===== Material supplied =====
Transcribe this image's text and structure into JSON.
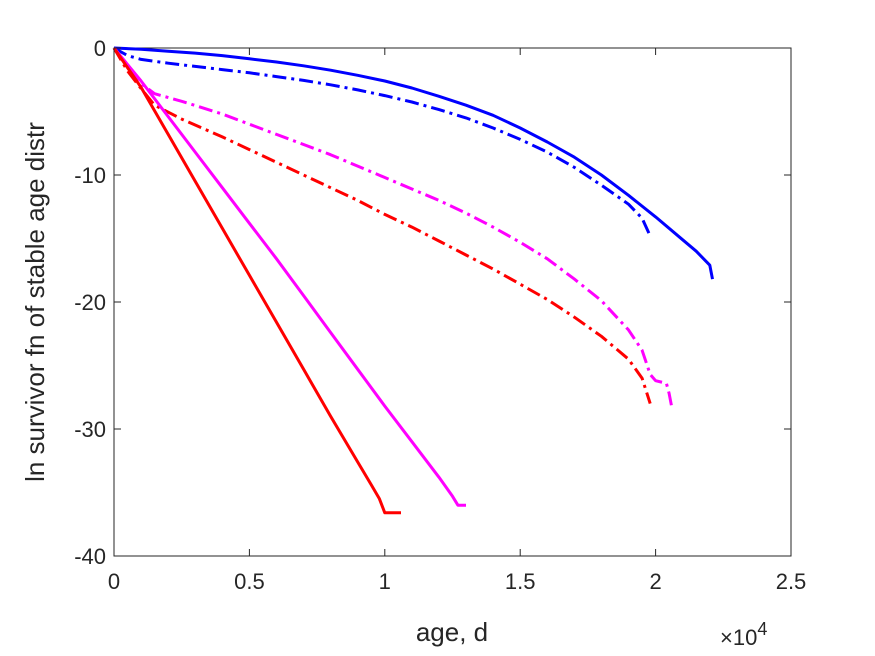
{
  "chart_data": {
    "type": "line",
    "xlabel": "age, d",
    "ylabel": "ln survivor fn of stable age distr",
    "x_multiplier_label": {
      "base": "×10",
      "exp": "4"
    },
    "xlim": [
      0,
      25000
    ],
    "ylim": [
      -40,
      0
    ],
    "x_ticks": [
      0,
      5000,
      10000,
      15000,
      20000,
      25000
    ],
    "x_tick_labels": [
      "0",
      "0.5",
      "1",
      "1.5",
      "2",
      "2.5"
    ],
    "y_ticks": [
      -40,
      -30,
      -20,
      -10,
      0
    ],
    "y_tick_labels": [
      "-40",
      "-30",
      "-20",
      "-10",
      "0"
    ],
    "grid": false,
    "series": [
      {
        "color": "#0000ff",
        "style": "solid",
        "x": [
          0,
          1000,
          2000,
          3000,
          4000,
          5000,
          6000,
          7000,
          8000,
          9000,
          10000,
          11000,
          12000,
          13000,
          14000,
          15000,
          16000,
          17000,
          18000,
          19000,
          20000,
          21000,
          21500,
          22000,
          22100
        ],
        "y": [
          0,
          -0.1,
          -0.25,
          -0.4,
          -0.6,
          -0.85,
          -1.1,
          -1.4,
          -1.75,
          -2.15,
          -2.6,
          -3.15,
          -3.8,
          -4.5,
          -5.3,
          -6.3,
          -7.4,
          -8.6,
          -10.0,
          -11.6,
          -13.3,
          -15.1,
          -16.0,
          -17.1,
          -18.2
        ]
      },
      {
        "color": "#0000ff",
        "style": "dashdot",
        "x": [
          0,
          500,
          1000,
          2000,
          3000,
          4000,
          5000,
          6000,
          7000,
          8000,
          9000,
          10000,
          11000,
          12000,
          13000,
          14000,
          15000,
          16000,
          17000,
          18000,
          19000,
          19500,
          19800
        ],
        "y": [
          0,
          -0.6,
          -0.9,
          -1.2,
          -1.45,
          -1.7,
          -1.95,
          -2.25,
          -2.55,
          -2.9,
          -3.3,
          -3.75,
          -4.25,
          -4.85,
          -5.5,
          -6.3,
          -7.2,
          -8.2,
          -9.4,
          -10.8,
          -12.3,
          -13.4,
          -14.8
        ]
      },
      {
        "color": "#ff00ff",
        "style": "dashdot",
        "x": [
          0,
          500,
          1000,
          1500,
          2500,
          4000,
          5000,
          6000,
          7000,
          8000,
          9000,
          10000,
          11000,
          12000,
          13000,
          14000,
          15000,
          16000,
          17000,
          18000,
          19000,
          19500,
          19800,
          20000,
          20400,
          20500,
          20600
        ],
        "y": [
          0,
          -1.6,
          -2.8,
          -3.6,
          -4.2,
          -5.2,
          -6.0,
          -6.8,
          -7.6,
          -8.4,
          -9.3,
          -10.2,
          -11.1,
          -12.0,
          -13.0,
          -14.1,
          -15.3,
          -16.6,
          -18.2,
          -19.9,
          -22.2,
          -23.8,
          -25.7,
          -26.2,
          -26.4,
          -27.2,
          -28.3
        ]
      },
      {
        "color": "#ff0000",
        "style": "dashdot",
        "x": [
          0,
          500,
          1000,
          1500,
          2500,
          4000,
          5000,
          6000,
          7000,
          8000,
          9000,
          10000,
          11000,
          12000,
          13000,
          14000,
          15000,
          16000,
          17000,
          18000,
          19000,
          19500,
          19800
        ],
        "y": [
          0,
          -1.8,
          -3.2,
          -4.5,
          -5.6,
          -7.0,
          -8.0,
          -9.0,
          -10.0,
          -11.0,
          -12.0,
          -13.1,
          -14.1,
          -15.2,
          -16.3,
          -17.4,
          -18.6,
          -19.8,
          -21.2,
          -22.7,
          -24.5,
          -26.0,
          -28.0
        ]
      },
      {
        "color": "#ff00ff",
        "style": "solid",
        "x": [
          0,
          1000,
          2000,
          3000,
          4000,
          5000,
          6000,
          7000,
          8000,
          9000,
          10000,
          11000,
          12000,
          12500,
          12700,
          13000
        ],
        "y": [
          0,
          -2.6,
          -5.4,
          -8.2,
          -11.0,
          -13.8,
          -16.6,
          -19.5,
          -22.4,
          -25.3,
          -28.2,
          -31.0,
          -33.8,
          -35.3,
          -36.0,
          -36.0
        ]
      },
      {
        "color": "#ff0000",
        "style": "solid",
        "x": [
          0,
          1000,
          2000,
          3000,
          4000,
          5000,
          6000,
          7000,
          8000,
          9000,
          9500,
          9800,
          10000,
          10200,
          10600
        ],
        "y": [
          0,
          -3.1,
          -6.8,
          -10.5,
          -14.2,
          -17.9,
          -21.6,
          -25.3,
          -29.0,
          -32.6,
          -34.4,
          -35.5,
          -36.6,
          -36.6,
          -36.6
        ]
      }
    ]
  }
}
=====
Transcribe the records above verbatim. Do not carry over any picture.

Transcribe this image's text and structure into JSON.
{
  "chart_data": {
    "type": "line",
    "xlabel": "age, d",
    "ylabel": "ln survivor fn of stable age distr",
    "x_multiplier_label": {
      "base": "×10",
      "exp": "4"
    },
    "xlim": [
      0,
      25000
    ],
    "ylim": [
      -40,
      0
    ],
    "x_ticks": [
      0,
      5000,
      10000,
      15000,
      20000,
      25000
    ],
    "x_tick_labels": [
      "0",
      "0.5",
      "1",
      "1.5",
      "2",
      "2.5"
    ],
    "y_ticks": [
      -40,
      -30,
      -20,
      -10,
      0
    ],
    "y_tick_labels": [
      "-40",
      "-30",
      "-20",
      "-10",
      "0"
    ],
    "grid": false,
    "series": [
      {
        "color": "#0000ff",
        "style": "solid",
        "x": [
          0,
          1000,
          2000,
          3000,
          4000,
          5000,
          6000,
          7000,
          8000,
          9000,
          10000,
          11000,
          12000,
          13000,
          14000,
          15000,
          16000,
          17000,
          18000,
          19000,
          20000,
          21000,
          21500,
          22000,
          22100
        ],
        "y": [
          0,
          -0.1,
          -0.25,
          -0.4,
          -0.6,
          -0.85,
          -1.1,
          -1.4,
          -1.75,
          -2.15,
          -2.6,
          -3.15,
          -3.8,
          -4.5,
          -5.3,
          -6.3,
          -7.4,
          -8.6,
          -10.0,
          -11.6,
          -13.3,
          -15.1,
          -16.0,
          -17.1,
          -18.2
        ]
      },
      {
        "color": "#0000ff",
        "style": "dashdot",
        "x": [
          0,
          500,
          1000,
          2000,
          3000,
          4000,
          5000,
          6000,
          7000,
          8000,
          9000,
          10000,
          11000,
          12000,
          13000,
          14000,
          15000,
          16000,
          17000,
          18000,
          19000,
          19500,
          19800
        ],
        "y": [
          0,
          -0.6,
          -0.9,
          -1.2,
          -1.45,
          -1.7,
          -1.95,
          -2.25,
          -2.55,
          -2.9,
          -3.3,
          -3.75,
          -4.25,
          -4.85,
          -5.5,
          -6.3,
          -7.2,
          -8.2,
          -9.4,
          -10.8,
          -12.3,
          -13.4,
          -14.8
        ]
      },
      {
        "color": "#ff00ff",
        "style": "dashdot",
        "x": [
          0,
          500,
          1000,
          1500,
          2500,
          4000,
          5000,
          6000,
          7000,
          8000,
          9000,
          10000,
          11000,
          12000,
          13000,
          14000,
          15000,
          16000,
          17000,
          18000,
          19000,
          19500,
          19800,
          20000,
          20400,
          20500,
          20600
        ],
        "y": [
          0,
          -1.6,
          -2.8,
          -3.6,
          -4.2,
          -5.2,
          -6.0,
          -6.8,
          -7.6,
          -8.4,
          -9.3,
          -10.2,
          -11.1,
          -12.0,
          -13.0,
          -14.1,
          -15.3,
          -16.6,
          -18.2,
          -19.9,
          -22.2,
          -23.8,
          -25.7,
          -26.2,
          -26.4,
          -27.2,
          -28.3
        ]
      },
      {
        "color": "#ff0000",
        "style": "dashdot",
        "x": [
          0,
          500,
          1000,
          1500,
          2500,
          4000,
          5000,
          6000,
          7000,
          8000,
          9000,
          10000,
          11000,
          12000,
          13000,
          14000,
          15000,
          16000,
          17000,
          18000,
          19000,
          19500,
          19800
        ],
        "y": [
          0,
          -1.8,
          -3.2,
          -4.5,
          -5.6,
          -7.0,
          -8.0,
          -9.0,
          -10.0,
          -11.0,
          -12.0,
          -13.1,
          -14.1,
          -15.2,
          -16.3,
          -17.4,
          -18.6,
          -19.8,
          -21.2,
          -22.7,
          -24.5,
          -26.0,
          -28.0
        ]
      },
      {
        "color": "#ff00ff",
        "style": "solid",
        "x": [
          0,
          1000,
          2000,
          3000,
          4000,
          5000,
          6000,
          7000,
          8000,
          9000,
          10000,
          11000,
          12000,
          12500,
          12700,
          13000
        ],
        "y": [
          0,
          -2.6,
          -5.4,
          -8.2,
          -11.0,
          -13.8,
          -16.6,
          -19.5,
          -22.4,
          -25.3,
          -28.2,
          -31.0,
          -33.8,
          -35.3,
          -36.0,
          -36.0
        ]
      },
      {
        "color": "#ff0000",
        "style": "solid",
        "x": [
          0,
          1000,
          2000,
          3000,
          4000,
          5000,
          6000,
          7000,
          8000,
          9000,
          9500,
          9800,
          10000,
          10200,
          10600
        ],
        "y": [
          0,
          -3.1,
          -6.8,
          -10.5,
          -14.2,
          -17.9,
          -21.6,
          -25.3,
          -29.0,
          -32.6,
          -34.4,
          -35.5,
          -36.6,
          -36.6,
          -36.6
        ]
      }
    ]
  }
}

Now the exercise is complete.